▶ **SUPPLIED RECORDS**:
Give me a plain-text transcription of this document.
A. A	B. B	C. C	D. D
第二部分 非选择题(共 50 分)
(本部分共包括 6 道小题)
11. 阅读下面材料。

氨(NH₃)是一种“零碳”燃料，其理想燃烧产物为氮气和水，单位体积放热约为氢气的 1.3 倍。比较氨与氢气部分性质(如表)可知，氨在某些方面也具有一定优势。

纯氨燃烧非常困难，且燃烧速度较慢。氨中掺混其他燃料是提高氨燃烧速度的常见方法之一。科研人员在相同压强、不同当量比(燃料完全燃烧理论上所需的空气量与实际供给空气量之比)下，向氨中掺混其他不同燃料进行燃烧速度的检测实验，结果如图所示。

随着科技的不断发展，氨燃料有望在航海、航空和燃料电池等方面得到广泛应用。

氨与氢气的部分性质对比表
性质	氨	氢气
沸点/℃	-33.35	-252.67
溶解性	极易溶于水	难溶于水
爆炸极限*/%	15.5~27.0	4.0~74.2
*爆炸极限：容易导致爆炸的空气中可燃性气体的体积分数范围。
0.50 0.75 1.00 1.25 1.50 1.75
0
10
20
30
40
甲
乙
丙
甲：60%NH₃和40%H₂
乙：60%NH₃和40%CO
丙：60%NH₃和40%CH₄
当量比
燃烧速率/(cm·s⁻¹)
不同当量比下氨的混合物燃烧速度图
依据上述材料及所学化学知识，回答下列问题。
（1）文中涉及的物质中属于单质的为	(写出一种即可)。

...

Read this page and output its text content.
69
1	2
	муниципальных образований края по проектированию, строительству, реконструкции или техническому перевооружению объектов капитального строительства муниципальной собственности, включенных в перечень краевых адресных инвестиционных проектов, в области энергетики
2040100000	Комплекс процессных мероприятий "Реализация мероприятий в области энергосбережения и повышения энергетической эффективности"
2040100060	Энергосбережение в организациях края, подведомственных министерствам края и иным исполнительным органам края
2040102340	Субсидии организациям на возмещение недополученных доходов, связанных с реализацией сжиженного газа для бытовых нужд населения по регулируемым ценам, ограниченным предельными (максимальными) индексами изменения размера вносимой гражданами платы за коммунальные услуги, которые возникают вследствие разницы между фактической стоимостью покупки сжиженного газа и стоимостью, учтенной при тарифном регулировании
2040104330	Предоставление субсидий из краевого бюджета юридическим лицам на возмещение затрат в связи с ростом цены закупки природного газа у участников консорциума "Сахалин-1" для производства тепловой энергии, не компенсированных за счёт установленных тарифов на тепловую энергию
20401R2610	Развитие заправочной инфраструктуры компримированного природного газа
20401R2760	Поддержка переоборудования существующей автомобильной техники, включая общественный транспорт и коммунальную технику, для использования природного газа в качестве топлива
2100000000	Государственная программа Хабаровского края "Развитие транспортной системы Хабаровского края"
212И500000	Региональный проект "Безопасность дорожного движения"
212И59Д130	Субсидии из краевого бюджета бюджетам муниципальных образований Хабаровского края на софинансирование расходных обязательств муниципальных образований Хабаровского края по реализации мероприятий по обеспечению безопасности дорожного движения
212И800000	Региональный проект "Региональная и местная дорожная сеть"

▶ **EXERCISE DIRECTIONS**: Select and copy each line from the data that includes the word "Хабаровского".

▶ **RESULT OF THIS TASK**:
2100000000	Государственная программа Хабаровского края "Развитие транспортной системы Хабаровского края"
212И59Д130	Субсидии из краевого бюджета бюджетам муниципальных образований Хабаровского края на софинансирование расходных обязательств муниципальных образований Хабаровского края по реализации мероприятий по обеспечению безопасности дорожного движения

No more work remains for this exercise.